» **THE EXERCISE**
Across the entries, how many lines have the string "subtitle" in them? Reply with only a number.
## BEGIN AVAILABLE DATA
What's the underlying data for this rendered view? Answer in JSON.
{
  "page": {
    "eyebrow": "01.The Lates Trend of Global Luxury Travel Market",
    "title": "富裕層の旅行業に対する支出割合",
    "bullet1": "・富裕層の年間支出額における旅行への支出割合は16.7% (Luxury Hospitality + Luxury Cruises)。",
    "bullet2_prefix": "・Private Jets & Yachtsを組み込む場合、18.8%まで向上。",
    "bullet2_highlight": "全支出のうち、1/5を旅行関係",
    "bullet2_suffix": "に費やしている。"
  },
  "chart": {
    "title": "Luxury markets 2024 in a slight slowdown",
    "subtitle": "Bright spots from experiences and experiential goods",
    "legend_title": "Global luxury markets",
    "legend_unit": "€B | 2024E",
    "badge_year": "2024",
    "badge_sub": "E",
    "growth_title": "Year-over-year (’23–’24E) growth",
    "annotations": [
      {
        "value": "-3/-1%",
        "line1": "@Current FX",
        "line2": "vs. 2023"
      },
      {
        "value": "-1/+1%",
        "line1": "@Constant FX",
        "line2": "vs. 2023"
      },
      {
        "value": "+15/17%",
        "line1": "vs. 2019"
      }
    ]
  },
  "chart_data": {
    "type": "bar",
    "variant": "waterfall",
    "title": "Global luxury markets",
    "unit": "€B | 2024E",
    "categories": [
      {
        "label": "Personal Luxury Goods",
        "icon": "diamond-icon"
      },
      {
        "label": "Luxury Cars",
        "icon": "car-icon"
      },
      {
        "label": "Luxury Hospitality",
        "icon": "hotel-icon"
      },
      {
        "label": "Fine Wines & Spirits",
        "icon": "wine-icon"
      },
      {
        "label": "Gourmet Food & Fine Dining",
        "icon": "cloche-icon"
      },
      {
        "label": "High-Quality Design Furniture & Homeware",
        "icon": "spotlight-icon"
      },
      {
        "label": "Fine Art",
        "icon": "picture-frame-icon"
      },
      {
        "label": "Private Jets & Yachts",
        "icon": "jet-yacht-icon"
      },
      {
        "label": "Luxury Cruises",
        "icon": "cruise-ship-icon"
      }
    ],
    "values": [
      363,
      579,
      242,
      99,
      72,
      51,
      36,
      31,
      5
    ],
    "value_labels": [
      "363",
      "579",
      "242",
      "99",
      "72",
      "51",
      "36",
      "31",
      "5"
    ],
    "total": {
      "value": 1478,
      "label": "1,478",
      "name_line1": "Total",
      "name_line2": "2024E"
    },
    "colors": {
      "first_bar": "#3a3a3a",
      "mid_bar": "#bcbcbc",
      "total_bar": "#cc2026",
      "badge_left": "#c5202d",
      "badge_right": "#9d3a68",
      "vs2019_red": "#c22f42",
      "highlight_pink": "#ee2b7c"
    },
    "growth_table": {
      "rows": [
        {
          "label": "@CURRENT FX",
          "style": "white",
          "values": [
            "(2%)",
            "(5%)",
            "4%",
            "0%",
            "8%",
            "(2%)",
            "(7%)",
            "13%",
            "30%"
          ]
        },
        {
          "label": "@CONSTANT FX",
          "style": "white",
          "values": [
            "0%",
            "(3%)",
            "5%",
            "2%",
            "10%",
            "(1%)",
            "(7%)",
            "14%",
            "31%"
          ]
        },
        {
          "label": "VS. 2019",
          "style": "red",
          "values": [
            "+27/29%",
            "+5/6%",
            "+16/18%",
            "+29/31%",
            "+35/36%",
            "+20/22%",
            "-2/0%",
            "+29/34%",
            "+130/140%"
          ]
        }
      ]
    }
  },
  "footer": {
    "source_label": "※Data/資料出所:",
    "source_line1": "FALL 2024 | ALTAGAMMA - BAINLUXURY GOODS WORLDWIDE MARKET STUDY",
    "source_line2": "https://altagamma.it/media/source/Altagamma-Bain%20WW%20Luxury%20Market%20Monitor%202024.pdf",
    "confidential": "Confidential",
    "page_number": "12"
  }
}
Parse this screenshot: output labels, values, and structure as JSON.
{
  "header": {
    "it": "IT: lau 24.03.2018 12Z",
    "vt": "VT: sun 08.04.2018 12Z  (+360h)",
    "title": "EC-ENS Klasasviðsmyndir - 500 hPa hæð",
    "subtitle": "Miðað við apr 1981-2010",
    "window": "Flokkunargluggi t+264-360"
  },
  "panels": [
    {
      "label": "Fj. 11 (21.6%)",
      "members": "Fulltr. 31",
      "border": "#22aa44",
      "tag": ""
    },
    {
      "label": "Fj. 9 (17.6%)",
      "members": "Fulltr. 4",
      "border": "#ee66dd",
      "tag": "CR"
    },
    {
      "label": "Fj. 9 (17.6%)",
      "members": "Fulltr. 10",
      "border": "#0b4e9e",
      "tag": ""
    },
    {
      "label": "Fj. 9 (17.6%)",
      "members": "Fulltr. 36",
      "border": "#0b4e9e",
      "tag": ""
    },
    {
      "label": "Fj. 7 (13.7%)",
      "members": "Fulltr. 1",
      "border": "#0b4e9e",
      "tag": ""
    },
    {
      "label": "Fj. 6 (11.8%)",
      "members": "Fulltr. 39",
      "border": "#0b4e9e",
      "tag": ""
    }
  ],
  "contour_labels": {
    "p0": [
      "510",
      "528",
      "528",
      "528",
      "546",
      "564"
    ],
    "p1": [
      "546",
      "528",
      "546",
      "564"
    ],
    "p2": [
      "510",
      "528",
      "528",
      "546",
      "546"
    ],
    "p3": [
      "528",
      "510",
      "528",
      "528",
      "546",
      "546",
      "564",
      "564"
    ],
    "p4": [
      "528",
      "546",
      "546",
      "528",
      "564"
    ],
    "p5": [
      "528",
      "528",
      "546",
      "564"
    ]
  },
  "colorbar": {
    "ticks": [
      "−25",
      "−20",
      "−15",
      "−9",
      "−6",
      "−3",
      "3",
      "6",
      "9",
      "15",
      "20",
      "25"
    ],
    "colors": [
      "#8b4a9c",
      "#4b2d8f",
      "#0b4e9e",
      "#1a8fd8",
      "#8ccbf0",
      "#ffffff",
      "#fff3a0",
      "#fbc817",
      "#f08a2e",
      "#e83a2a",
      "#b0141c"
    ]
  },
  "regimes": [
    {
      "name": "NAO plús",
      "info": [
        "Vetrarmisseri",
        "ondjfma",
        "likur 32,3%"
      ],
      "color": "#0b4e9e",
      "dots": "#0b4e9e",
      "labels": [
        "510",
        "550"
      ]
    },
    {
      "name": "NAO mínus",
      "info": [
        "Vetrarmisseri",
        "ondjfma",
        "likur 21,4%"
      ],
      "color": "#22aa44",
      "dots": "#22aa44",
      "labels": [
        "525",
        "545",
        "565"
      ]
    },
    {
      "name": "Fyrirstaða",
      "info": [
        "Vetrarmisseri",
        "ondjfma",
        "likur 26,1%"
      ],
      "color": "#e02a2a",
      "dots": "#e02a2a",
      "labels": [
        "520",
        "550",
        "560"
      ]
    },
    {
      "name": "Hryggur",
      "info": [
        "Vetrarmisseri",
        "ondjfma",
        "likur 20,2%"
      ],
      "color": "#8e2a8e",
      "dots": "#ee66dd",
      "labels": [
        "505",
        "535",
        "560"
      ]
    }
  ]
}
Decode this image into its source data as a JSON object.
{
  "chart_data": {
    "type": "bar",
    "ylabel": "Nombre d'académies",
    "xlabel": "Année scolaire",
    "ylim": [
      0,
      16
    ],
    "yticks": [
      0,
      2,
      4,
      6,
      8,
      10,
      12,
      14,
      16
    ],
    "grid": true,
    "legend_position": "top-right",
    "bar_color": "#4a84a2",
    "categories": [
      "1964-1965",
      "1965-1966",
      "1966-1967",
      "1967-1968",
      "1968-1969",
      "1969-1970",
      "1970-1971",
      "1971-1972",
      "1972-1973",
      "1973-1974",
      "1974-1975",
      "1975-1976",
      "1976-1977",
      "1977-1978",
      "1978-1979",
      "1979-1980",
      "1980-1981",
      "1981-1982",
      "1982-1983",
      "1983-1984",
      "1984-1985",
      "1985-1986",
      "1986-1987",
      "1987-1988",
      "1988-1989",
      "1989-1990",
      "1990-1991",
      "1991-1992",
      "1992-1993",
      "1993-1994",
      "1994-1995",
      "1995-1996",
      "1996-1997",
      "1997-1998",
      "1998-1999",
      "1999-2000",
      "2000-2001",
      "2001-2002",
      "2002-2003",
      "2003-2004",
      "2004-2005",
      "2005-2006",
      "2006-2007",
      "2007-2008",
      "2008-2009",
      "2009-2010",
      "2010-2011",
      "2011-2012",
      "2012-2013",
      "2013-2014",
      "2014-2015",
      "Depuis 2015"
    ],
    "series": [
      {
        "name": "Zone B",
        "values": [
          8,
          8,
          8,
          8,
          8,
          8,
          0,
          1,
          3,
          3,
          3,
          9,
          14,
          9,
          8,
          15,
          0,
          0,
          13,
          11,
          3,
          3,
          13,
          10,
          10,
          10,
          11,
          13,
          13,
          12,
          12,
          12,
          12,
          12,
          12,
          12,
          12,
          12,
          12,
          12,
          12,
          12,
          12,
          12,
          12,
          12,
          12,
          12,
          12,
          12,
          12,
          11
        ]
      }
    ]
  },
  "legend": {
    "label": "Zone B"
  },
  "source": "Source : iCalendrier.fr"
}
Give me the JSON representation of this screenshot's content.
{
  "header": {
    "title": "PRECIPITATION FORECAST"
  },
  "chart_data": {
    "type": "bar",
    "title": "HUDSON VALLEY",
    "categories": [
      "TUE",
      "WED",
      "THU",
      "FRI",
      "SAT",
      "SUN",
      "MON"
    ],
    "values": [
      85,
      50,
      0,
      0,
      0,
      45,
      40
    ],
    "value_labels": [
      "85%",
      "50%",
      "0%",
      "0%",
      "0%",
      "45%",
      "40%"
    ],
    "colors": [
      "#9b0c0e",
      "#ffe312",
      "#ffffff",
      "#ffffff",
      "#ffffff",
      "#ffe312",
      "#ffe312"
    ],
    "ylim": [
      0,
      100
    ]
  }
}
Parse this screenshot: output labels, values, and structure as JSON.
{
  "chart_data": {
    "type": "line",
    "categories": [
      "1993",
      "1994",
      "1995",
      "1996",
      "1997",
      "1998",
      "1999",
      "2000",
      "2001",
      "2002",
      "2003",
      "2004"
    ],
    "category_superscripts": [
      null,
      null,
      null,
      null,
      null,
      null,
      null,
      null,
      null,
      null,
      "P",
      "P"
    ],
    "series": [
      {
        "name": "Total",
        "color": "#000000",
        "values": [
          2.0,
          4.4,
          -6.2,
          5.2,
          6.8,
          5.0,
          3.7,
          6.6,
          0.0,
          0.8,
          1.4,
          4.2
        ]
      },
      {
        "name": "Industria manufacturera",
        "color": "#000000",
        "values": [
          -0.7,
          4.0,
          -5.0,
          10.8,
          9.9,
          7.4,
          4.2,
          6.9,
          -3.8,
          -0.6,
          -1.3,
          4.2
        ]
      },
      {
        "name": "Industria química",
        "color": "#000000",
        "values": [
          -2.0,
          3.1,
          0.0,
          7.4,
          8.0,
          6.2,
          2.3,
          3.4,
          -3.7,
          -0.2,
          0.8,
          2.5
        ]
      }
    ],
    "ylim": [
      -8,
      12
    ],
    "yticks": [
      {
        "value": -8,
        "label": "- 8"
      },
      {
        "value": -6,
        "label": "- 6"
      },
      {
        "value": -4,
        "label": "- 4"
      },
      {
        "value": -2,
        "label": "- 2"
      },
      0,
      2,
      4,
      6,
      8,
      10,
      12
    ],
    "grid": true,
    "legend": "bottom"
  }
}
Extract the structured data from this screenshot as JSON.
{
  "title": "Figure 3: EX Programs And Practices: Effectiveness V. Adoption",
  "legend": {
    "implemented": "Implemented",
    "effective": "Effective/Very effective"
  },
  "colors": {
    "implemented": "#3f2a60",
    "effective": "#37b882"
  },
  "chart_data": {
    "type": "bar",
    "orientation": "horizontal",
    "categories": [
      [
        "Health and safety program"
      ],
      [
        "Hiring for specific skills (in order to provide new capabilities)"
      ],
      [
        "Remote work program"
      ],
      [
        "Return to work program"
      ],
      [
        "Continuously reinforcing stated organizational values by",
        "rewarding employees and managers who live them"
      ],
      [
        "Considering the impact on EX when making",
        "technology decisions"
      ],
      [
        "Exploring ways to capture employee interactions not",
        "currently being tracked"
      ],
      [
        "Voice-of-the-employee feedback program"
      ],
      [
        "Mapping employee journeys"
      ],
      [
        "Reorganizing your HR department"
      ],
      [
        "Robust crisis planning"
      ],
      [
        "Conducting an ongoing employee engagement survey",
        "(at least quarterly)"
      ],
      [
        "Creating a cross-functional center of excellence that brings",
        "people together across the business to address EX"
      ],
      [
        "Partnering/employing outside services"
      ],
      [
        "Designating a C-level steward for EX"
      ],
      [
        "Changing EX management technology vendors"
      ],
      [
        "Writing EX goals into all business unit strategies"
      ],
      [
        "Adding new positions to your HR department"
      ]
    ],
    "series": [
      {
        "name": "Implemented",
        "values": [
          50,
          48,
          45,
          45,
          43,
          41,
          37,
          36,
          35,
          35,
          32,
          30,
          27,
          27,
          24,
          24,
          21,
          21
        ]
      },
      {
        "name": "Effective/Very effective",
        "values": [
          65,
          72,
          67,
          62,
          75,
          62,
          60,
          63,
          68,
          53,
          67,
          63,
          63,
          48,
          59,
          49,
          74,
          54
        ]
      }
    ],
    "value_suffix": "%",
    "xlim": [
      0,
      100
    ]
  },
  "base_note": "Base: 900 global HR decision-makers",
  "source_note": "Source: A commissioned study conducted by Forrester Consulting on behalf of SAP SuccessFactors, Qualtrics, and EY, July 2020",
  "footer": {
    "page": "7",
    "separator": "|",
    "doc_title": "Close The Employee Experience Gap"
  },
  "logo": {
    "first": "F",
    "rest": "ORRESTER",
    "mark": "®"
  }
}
## END AVAILABLE DATA
» **CORRECT RESPONSE**
2